▶ _EXERCISE PROMPT_
Write out the material exactly, leaving every picture behind.

▶ _EXCERPTED DATA_
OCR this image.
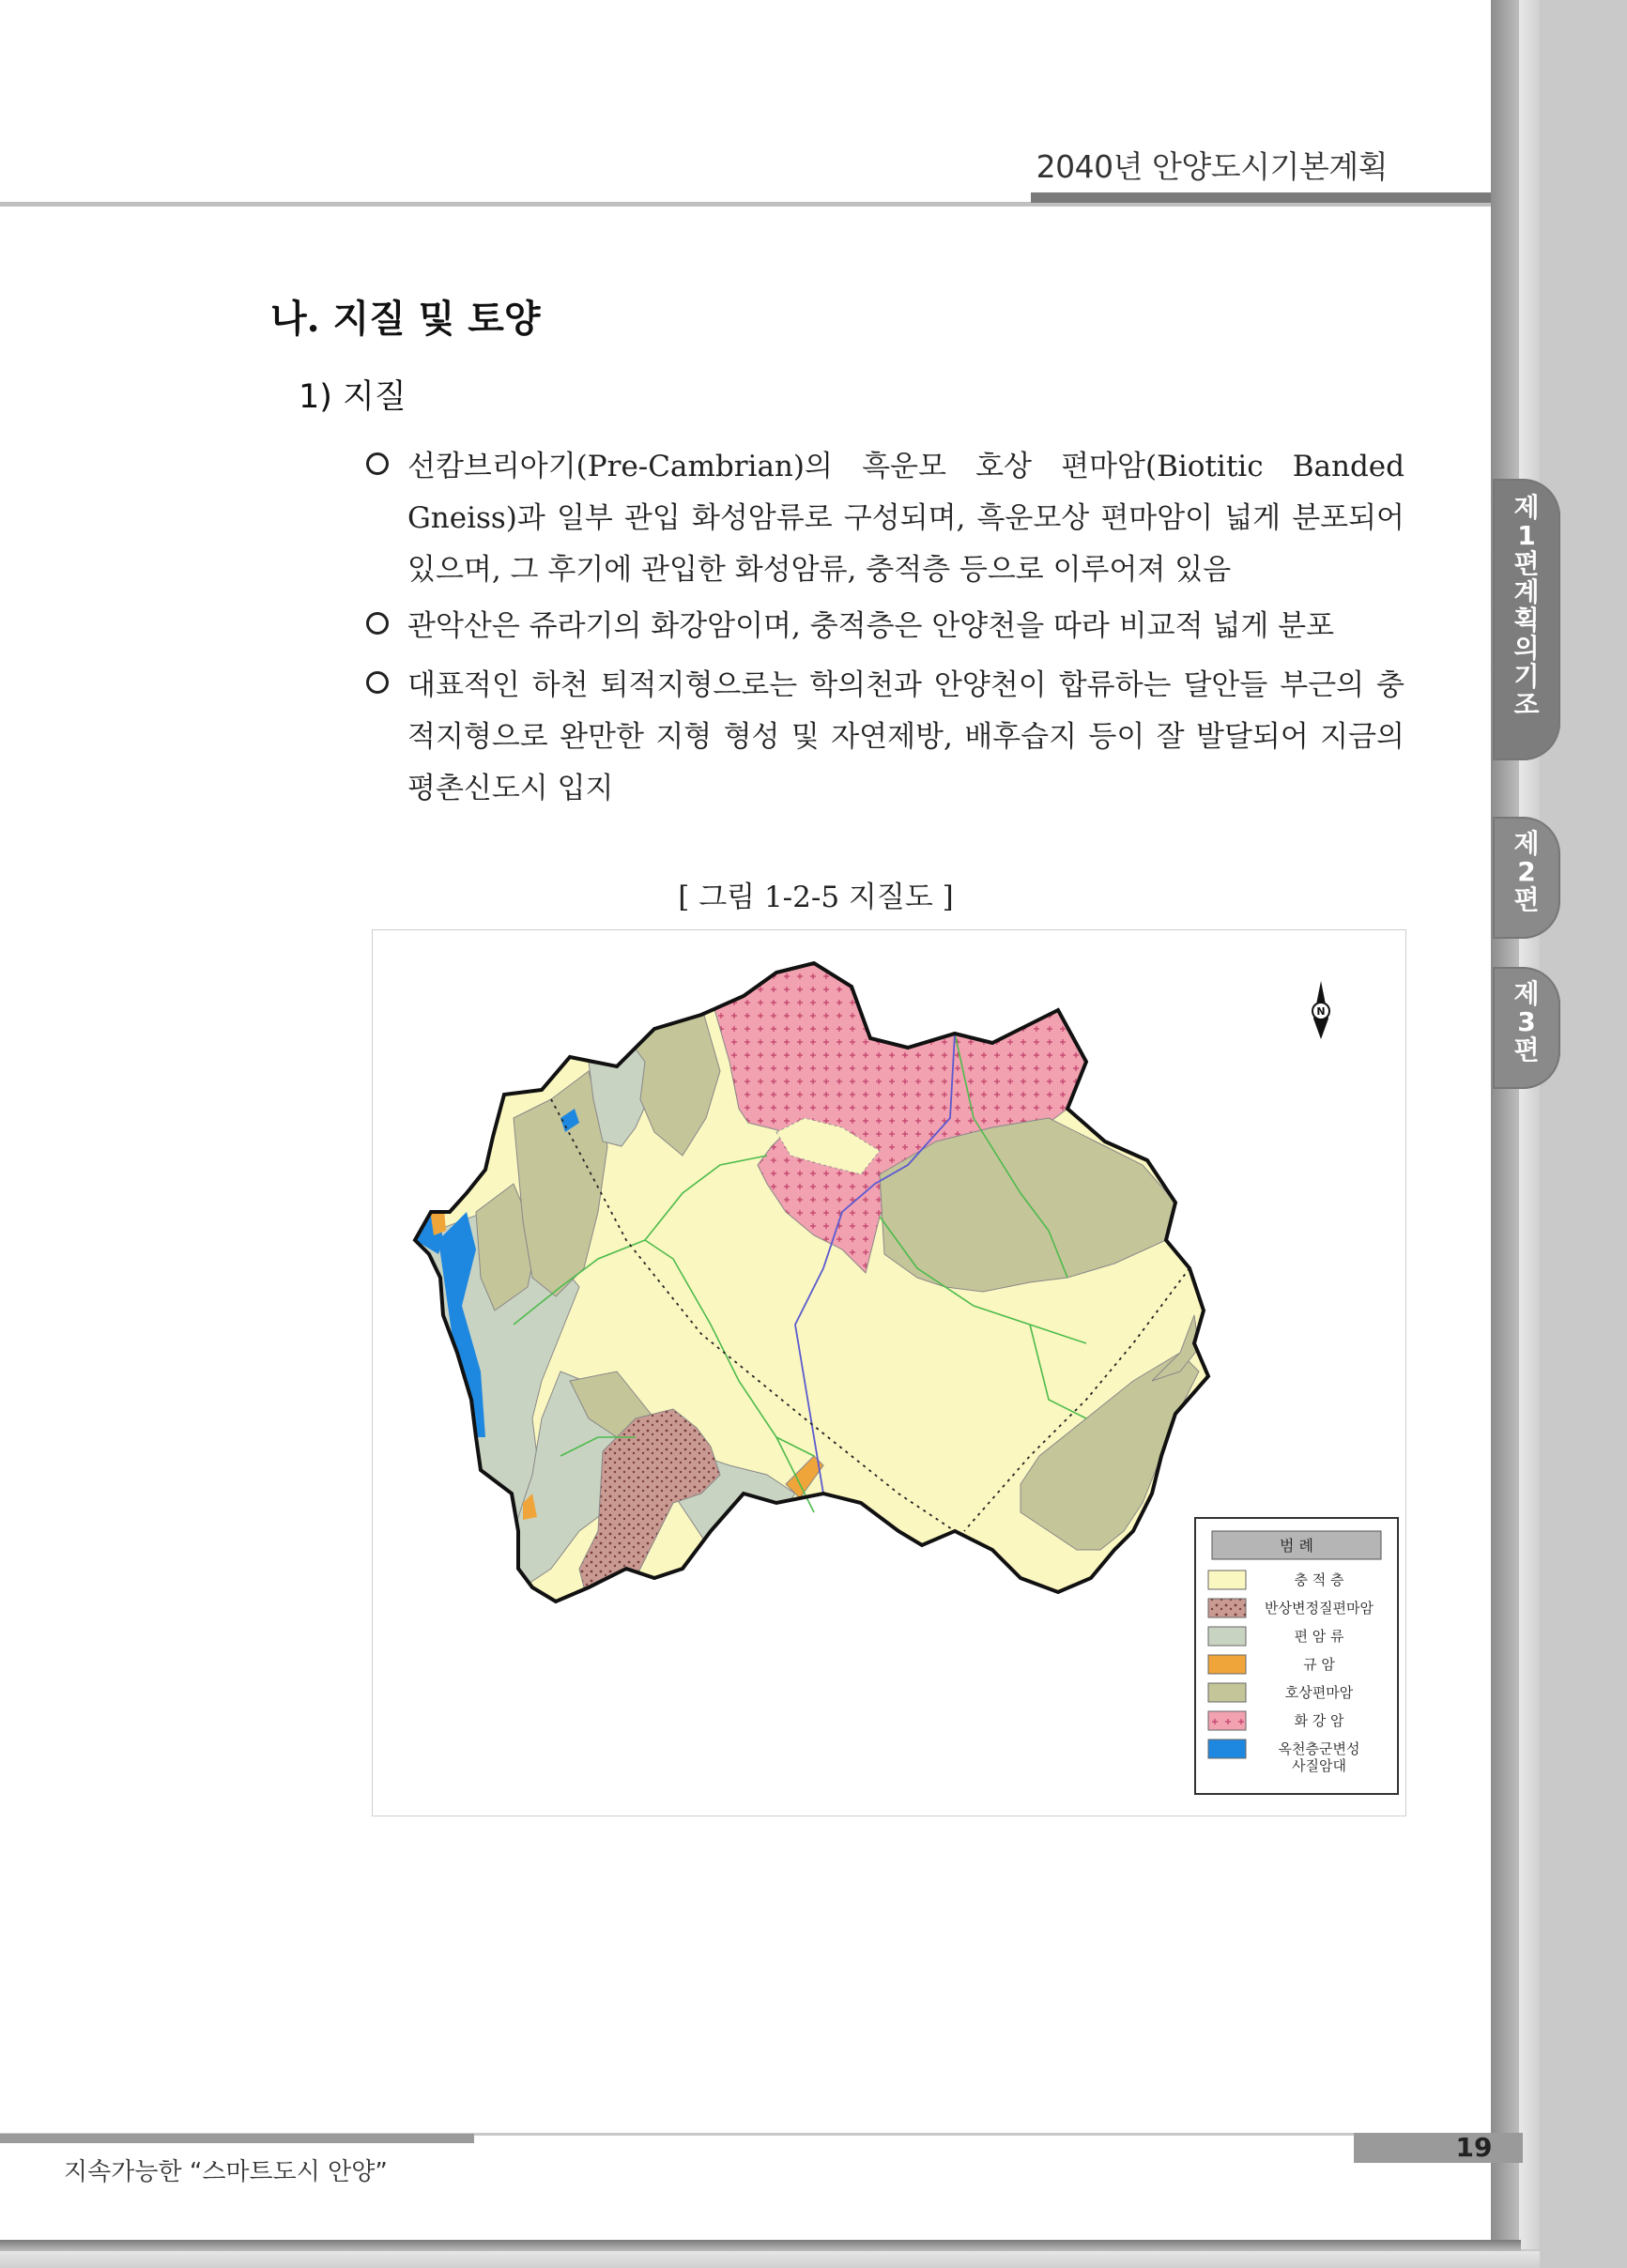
2040년 안양도시기본계획
나. 지질 및 토양
1) 지질
선캄브리아기(Pre-Cambrian)의 흑운모 호상 편마암(Biotitic Banded Gneiss)과 일부 관입 화성암류로 구성되며, 흑운모상 편마암이 넓게 분포되어 있으며, 그 후기에 관입한 화성암류, 충적층 등으로 이루어져 있음
관악산은 쥬라기의 화강암이며, 충적층은 안양천을 따라 비교적 넓게 분포
대표적인 하천 퇴적지형으로는 학의천과 안양천이 합류하는 달안들 부근의 충적지형으로 완만한 지형 형성 및 자연제방, 배후습지 등이 잘 발달되어 지금의 평촌신도시 입지
[ 그림 1-2-5 지질도 ]
N
범 례
충 적 층
반상변정질편마암
편 암 류
규 암
호상편마암
화 강 암
옥천층군변성
사질암대
제
1
편
계
획
의
기
조
제
2
편
제
3
편
지속가능한 “스마트도시 안양”
19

▶ _ANSWER FOR THE TASK_
OCR this image.
2040년 안양도시기본계획
나. 지질 및 토양
1) 지질
선캄브리아기(Pre-Cambrian)의 흑운모 호상 편마암(Biotitic Banded Gneiss)과 일부 관입 화성암류로 구성되며, 흑운모상 편마암이 넓게 분포되어 있으며, 그 후기에 관입한 화성암류, 충적층 등으로 이루어져 있음
관악산은 쥬라기의 화강암이며, 충적층은 안양천을 따라 비교적 넓게 분포
대표적인 하천 퇴적지형으로는 학의천과 안양천이 합류하는 달안들 부근의 충적지형으로 완만한 지형 형성 및 자연제방, 배후습지 등이 잘 발달되어 지금의 평촌신도시 입지
[ 그림 1-2-5 지질도 ]
N
범 례
충 적 층
반상변정질편마암
편 암 류
규 암
호상편마암
화 강 암
옥천층군변성
사질암대
제
1
편
계
획
의
기
조
제
2
편
제
3
편
지속가능한 “스마트도시 안양”
19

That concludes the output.